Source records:
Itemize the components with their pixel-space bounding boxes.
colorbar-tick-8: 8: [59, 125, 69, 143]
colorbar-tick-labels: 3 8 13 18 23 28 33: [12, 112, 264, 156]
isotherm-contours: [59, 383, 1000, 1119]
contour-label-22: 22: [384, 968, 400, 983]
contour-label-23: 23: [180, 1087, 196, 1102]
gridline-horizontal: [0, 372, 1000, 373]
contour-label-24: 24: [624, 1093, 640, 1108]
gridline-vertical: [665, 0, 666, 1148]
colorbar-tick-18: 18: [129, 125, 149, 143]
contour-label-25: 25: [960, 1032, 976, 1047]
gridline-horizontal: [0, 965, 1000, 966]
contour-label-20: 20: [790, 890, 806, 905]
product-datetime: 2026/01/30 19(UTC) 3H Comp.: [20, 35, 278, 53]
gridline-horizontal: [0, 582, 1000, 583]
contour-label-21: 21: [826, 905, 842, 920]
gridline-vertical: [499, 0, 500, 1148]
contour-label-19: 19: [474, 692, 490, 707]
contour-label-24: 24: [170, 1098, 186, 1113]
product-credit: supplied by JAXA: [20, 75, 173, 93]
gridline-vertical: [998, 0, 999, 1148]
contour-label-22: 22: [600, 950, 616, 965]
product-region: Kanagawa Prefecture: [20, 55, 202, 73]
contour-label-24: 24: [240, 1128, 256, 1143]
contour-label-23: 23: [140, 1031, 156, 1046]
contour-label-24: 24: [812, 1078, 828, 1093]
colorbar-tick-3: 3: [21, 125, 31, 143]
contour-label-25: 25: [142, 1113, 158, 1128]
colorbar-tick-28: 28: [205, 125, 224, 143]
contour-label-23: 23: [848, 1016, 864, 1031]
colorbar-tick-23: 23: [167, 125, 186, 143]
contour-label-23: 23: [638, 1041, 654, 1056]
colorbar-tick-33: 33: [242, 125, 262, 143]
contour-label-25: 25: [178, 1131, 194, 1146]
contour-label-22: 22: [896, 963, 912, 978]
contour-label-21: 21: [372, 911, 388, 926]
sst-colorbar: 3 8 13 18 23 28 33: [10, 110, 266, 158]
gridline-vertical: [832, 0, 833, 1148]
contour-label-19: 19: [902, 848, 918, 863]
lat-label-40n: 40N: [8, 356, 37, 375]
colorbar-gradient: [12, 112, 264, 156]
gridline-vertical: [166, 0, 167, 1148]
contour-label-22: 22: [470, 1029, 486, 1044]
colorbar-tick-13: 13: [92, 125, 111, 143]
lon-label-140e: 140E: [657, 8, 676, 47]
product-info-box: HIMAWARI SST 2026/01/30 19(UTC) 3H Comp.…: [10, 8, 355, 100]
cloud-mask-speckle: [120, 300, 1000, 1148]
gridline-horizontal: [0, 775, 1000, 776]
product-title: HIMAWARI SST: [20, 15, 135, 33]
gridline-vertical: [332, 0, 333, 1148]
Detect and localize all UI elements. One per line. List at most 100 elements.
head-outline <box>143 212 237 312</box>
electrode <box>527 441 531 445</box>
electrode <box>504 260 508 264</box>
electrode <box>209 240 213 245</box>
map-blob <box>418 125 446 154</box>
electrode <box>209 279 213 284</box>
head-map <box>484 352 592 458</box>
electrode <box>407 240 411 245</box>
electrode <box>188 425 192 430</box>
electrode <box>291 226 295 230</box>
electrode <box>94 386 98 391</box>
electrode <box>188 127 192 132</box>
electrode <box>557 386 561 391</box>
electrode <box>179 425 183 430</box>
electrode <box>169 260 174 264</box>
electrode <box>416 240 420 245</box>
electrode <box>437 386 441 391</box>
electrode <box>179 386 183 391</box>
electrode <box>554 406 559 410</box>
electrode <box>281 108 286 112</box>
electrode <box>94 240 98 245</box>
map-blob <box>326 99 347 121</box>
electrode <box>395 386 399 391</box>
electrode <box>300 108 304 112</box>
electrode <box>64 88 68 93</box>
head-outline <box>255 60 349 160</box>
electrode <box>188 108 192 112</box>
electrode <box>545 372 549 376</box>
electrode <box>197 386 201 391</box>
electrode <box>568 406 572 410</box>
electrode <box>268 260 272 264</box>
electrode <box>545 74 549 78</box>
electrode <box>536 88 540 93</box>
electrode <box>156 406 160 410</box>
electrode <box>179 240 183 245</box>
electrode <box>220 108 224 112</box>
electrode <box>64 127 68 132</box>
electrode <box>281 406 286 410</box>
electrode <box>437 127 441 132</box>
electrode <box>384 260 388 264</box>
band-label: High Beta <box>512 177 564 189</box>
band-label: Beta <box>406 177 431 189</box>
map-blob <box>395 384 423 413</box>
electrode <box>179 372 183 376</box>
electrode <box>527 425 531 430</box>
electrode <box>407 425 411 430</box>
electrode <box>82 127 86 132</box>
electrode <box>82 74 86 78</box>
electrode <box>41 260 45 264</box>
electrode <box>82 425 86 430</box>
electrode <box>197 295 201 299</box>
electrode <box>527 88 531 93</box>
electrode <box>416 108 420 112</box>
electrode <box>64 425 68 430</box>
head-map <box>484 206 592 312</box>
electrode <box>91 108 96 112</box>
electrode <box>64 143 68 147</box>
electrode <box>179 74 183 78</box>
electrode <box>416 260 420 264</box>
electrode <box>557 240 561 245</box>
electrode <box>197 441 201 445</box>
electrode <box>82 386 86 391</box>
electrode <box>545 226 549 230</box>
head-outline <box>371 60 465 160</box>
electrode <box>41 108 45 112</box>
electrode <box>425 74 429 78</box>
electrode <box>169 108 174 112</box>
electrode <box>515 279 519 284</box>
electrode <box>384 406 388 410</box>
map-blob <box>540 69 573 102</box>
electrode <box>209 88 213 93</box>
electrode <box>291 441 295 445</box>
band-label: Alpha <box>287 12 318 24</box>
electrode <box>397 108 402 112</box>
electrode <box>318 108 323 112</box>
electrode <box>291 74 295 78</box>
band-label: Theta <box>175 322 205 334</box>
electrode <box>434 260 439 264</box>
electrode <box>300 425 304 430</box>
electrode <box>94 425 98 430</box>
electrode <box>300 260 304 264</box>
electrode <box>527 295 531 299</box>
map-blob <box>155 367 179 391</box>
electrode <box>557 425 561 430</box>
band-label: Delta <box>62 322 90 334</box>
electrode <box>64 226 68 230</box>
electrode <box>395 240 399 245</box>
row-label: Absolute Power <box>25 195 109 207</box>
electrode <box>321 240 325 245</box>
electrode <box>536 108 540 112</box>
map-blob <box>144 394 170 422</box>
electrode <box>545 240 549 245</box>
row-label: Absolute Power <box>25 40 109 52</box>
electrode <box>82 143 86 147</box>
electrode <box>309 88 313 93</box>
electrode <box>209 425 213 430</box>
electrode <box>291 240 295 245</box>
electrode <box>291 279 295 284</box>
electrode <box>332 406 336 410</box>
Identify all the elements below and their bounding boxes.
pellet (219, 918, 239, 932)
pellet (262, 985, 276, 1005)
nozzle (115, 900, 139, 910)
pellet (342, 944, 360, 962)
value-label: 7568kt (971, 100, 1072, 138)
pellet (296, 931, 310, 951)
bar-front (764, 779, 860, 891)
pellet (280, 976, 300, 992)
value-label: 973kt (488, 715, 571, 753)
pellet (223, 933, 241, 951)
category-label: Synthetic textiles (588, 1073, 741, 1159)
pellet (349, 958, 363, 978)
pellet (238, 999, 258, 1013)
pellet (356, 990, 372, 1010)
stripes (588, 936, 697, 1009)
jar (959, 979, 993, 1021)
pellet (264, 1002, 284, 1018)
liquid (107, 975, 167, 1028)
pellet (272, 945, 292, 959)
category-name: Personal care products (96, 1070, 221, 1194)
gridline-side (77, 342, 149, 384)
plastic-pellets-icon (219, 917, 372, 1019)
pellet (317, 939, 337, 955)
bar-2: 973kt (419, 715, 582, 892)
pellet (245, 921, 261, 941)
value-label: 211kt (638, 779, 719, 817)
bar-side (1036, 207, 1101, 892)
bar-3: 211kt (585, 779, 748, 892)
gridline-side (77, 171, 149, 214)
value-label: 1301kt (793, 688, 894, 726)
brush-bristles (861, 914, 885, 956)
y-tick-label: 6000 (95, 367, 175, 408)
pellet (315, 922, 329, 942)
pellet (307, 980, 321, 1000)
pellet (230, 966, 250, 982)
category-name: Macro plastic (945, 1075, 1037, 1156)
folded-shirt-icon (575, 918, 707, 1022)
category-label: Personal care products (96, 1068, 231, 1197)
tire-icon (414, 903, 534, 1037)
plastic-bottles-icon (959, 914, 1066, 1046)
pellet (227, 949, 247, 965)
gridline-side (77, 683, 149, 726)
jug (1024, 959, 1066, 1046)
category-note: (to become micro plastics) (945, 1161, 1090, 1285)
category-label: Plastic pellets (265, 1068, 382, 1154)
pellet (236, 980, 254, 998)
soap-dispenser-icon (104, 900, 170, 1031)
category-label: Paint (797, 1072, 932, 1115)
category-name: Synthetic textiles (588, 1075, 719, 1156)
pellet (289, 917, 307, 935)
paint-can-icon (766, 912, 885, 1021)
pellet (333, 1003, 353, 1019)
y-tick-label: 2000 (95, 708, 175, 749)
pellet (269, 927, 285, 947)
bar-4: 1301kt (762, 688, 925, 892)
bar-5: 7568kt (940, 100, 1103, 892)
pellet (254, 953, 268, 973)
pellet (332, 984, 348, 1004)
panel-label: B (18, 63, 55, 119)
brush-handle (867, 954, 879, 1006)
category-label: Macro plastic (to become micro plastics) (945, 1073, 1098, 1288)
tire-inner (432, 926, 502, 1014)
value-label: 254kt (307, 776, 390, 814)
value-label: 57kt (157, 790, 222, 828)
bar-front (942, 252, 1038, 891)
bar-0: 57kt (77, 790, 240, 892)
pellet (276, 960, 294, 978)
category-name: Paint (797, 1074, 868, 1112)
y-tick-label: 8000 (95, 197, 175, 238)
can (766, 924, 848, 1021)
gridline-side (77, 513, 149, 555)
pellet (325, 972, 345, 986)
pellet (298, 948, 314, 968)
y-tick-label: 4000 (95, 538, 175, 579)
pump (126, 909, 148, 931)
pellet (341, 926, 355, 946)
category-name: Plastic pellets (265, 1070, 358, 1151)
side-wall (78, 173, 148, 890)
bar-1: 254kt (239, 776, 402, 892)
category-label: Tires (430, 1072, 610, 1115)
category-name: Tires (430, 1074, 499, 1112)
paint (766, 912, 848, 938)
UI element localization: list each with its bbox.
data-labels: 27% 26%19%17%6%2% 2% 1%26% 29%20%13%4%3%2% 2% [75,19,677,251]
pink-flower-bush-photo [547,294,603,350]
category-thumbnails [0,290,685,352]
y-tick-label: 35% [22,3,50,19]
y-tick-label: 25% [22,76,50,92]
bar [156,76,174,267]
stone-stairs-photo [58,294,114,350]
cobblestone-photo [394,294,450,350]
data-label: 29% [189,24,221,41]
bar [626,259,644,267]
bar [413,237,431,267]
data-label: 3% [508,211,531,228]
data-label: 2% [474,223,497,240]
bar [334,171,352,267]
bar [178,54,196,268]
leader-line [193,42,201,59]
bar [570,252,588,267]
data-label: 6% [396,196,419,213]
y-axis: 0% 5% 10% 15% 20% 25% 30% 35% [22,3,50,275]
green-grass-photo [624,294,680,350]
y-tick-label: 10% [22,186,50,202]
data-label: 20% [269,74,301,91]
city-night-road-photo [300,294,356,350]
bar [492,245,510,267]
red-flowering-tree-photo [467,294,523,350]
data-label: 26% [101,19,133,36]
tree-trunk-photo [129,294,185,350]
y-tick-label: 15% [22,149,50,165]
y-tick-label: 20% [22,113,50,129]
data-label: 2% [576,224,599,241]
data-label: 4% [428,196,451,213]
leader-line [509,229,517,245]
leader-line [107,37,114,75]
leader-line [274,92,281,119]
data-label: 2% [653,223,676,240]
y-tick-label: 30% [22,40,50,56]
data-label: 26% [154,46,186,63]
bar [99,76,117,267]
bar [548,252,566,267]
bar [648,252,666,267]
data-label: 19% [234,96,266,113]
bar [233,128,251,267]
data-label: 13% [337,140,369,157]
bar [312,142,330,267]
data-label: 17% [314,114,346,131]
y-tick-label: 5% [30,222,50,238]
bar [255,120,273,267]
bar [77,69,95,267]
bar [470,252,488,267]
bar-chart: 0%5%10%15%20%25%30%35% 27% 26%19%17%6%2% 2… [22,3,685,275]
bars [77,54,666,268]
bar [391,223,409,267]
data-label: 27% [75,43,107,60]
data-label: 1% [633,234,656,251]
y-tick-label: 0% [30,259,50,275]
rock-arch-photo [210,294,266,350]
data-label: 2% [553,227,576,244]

WHAT NEEDS TO BE DONE: Retype the material from its first line through the line containing "gridline-vertical: [665, 0, 666, 1148]", copying each line without any change.

EXPECTED ANSWER:
Itemize the components with their pixel-space bounding boxes.
colorbar-tick-8: 8: [59, 125, 69, 143]
colorbar-tick-labels: 3 8 13 18 23 28 33: [12, 112, 264, 156]
isotherm-contours: [59, 383, 1000, 1119]
contour-label-22: 22: [384, 968, 400, 983]
contour-label-23: 23: [180, 1087, 196, 1102]
gridline-horizontal: [0, 372, 1000, 373]
contour-label-24: 24: [624, 1093, 640, 1108]
gridline-vertical: [665, 0, 666, 1148]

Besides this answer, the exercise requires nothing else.